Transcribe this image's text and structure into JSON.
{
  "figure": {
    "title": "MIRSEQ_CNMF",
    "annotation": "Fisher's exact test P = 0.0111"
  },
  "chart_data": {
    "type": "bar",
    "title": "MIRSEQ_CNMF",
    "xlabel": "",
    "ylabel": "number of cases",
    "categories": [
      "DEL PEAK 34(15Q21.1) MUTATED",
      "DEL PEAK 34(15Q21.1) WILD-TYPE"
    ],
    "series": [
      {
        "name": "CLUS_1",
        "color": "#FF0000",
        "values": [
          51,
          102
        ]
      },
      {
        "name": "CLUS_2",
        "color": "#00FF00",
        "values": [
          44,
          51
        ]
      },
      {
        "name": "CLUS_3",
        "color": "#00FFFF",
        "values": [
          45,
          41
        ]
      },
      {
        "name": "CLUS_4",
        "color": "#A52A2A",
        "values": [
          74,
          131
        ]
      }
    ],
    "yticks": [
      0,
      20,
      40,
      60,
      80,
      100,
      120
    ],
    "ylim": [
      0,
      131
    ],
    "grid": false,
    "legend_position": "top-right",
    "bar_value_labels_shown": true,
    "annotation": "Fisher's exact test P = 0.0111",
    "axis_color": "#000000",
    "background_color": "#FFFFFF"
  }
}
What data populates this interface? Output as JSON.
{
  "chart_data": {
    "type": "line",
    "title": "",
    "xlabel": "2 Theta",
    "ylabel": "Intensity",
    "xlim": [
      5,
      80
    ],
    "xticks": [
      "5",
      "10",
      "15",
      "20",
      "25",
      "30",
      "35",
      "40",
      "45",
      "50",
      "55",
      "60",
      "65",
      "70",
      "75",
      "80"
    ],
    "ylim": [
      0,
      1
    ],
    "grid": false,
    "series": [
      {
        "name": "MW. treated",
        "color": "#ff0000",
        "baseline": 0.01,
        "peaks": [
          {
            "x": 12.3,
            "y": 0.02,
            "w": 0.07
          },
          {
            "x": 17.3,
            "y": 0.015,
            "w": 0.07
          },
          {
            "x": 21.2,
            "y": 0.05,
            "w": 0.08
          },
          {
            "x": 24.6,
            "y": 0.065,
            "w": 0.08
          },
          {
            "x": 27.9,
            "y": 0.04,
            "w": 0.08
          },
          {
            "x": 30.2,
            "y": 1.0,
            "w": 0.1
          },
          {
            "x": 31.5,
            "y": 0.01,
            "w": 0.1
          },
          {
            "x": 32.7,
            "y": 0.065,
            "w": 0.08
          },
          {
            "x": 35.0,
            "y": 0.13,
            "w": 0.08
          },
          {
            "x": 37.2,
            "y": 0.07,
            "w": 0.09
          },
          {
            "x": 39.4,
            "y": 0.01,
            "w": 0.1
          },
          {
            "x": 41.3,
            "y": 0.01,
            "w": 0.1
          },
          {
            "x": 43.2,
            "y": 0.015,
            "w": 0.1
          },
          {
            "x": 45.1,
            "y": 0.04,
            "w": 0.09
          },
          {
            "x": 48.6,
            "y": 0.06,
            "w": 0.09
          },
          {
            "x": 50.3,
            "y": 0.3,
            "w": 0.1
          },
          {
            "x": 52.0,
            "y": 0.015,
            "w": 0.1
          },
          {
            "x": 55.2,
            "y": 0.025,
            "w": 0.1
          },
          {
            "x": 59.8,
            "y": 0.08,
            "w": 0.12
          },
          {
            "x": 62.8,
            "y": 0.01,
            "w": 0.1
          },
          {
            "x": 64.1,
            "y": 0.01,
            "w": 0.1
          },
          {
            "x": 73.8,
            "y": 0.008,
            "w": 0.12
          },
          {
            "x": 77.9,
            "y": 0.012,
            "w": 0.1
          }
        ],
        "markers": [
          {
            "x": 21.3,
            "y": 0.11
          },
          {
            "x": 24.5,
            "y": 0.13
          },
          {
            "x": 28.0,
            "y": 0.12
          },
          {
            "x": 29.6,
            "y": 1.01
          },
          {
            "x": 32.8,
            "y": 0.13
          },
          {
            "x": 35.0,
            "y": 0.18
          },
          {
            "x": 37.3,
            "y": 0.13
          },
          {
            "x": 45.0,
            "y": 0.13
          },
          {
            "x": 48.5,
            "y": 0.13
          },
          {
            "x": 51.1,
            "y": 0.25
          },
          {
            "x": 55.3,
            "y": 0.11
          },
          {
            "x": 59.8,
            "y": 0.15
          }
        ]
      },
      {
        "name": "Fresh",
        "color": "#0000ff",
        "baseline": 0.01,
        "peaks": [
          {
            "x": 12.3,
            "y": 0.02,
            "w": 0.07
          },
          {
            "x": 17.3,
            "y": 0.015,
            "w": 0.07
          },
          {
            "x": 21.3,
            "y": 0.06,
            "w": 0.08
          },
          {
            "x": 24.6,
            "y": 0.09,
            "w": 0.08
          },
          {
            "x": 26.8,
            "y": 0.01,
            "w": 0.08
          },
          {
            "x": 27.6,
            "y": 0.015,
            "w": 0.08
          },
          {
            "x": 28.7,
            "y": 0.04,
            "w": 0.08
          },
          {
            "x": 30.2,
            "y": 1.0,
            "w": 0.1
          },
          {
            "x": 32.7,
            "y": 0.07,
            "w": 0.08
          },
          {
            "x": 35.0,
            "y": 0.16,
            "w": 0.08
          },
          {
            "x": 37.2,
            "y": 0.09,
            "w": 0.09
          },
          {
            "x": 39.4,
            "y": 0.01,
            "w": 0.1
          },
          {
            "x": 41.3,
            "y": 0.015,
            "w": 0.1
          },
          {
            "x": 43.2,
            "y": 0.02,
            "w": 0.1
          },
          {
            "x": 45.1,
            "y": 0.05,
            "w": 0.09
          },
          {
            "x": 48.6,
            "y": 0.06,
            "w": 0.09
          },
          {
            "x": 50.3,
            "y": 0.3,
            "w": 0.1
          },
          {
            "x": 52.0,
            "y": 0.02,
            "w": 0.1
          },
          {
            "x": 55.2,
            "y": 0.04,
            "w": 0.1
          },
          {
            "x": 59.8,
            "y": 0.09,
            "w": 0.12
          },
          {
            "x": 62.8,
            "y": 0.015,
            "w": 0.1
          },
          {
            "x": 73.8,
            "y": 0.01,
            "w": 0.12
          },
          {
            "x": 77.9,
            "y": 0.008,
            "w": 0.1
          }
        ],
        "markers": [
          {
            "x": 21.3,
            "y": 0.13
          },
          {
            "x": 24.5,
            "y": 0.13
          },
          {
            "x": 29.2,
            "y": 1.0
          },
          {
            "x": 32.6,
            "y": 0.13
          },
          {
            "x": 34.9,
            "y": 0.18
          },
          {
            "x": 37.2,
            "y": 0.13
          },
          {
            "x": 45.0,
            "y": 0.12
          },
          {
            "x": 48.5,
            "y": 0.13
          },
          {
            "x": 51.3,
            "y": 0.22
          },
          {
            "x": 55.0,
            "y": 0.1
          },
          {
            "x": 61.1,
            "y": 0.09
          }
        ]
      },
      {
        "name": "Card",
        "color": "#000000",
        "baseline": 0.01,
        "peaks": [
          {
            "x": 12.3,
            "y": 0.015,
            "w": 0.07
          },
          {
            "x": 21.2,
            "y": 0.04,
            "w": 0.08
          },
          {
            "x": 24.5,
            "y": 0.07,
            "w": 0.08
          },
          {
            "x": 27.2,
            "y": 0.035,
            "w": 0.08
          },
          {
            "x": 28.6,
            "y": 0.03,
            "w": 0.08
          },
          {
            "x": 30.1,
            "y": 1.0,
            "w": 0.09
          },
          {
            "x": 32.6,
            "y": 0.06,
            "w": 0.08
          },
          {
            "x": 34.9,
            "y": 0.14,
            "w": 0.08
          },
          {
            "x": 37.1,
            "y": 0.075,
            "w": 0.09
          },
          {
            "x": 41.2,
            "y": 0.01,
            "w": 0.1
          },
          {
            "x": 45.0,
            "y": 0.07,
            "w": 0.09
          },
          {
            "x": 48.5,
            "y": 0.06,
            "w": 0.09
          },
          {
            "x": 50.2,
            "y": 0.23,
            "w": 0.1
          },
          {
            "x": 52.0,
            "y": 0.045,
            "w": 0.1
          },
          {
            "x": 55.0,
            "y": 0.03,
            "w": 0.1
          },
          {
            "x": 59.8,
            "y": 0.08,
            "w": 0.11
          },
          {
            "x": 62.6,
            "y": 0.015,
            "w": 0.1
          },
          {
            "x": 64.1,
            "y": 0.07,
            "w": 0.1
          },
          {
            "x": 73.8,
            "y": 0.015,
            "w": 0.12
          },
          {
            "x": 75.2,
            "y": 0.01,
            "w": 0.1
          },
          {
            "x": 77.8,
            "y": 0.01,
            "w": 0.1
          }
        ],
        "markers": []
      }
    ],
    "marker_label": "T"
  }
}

● ● ● ● ●

■ Task to carry out: In the material above, find the lines that contain "exact" and show them.

■ Final answer:
    "annotation": "Fisher's exact test P = 0.0111"
    "annotation": "Fisher's exact test P = 0.0111",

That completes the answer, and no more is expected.